**EXERCISE TASK**
Print all the records exactly, please.

-- Begin INFORMATION PROVIDED --

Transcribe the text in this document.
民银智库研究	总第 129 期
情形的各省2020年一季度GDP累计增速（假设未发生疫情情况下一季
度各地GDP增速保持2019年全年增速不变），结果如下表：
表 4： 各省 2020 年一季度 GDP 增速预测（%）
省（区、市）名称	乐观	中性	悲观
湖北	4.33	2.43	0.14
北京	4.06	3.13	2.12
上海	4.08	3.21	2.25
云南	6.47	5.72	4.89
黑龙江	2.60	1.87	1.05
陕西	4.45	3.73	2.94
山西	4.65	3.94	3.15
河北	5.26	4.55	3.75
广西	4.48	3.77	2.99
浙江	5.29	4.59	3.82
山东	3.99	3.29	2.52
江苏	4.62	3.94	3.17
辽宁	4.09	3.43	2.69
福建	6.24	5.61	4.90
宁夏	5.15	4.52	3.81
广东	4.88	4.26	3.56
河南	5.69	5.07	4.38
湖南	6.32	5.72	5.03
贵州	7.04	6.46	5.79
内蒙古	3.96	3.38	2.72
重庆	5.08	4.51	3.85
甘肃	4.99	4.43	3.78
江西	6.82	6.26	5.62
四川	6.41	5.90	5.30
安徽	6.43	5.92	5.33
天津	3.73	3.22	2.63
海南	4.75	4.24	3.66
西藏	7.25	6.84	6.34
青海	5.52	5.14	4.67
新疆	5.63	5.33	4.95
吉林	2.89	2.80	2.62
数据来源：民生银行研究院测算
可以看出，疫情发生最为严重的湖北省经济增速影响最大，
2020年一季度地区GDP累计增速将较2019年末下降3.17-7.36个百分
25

-- End INFORMATION PROVIDED --

**CORRECT ANSWER**
Transcribe the text in this document.
民银智库研究	总第 129 期
情形的各省2020年一季度GDP累计增速（假设未发生疫情情况下一季
度各地GDP增速保持2019年全年增速不变），结果如下表：
表 4： 各省 2020 年一季度 GDP 增速预测（%）
省（区、市）名称	乐观	中性	悲观
湖北	4.33	2.43	0.14
北京	4.06	3.13	2.12
上海	4.08	3.21	2.25
云南	6.47	5.72	4.89
黑龙江	2.60	1.87	1.05
陕西	4.45	3.73	2.94
山西	4.65	3.94	3.15
河北	5.26	4.55	3.75
广西	4.48	3.77	2.99
浙江	5.29	4.59	3.82
山东	3.99	3.29	2.52
江苏	4.62	3.94	3.17
辽宁	4.09	3.43	2.69
福建	6.24	5.61	4.90
宁夏	5.15	4.52	3.81
广东	4.88	4.26	3.56
河南	5.69	5.07	4.38
湖南	6.32	5.72	5.03
贵州	7.04	6.46	5.79
内蒙古	3.96	3.38	2.72
重庆	5.08	4.51	3.85
甘肃	4.99	4.43	3.78
江西	6.82	6.26	5.62
四川	6.41	5.90	5.30
安徽	6.43	5.92	5.33
天津	3.73	3.22	2.63
海南	4.75	4.24	3.66
西藏	7.25	6.84	6.34
青海	5.52	5.14	4.67
新疆	5.63	5.33	4.95
吉林	2.89	2.80	2.62
数据来源：民生银行研究院测算
可以看出，疫情发生最为严重的湖北省经济增速影响最大，
2020年一季度地区GDP累计增速将较2019年末下降3.17-7.36个百分
25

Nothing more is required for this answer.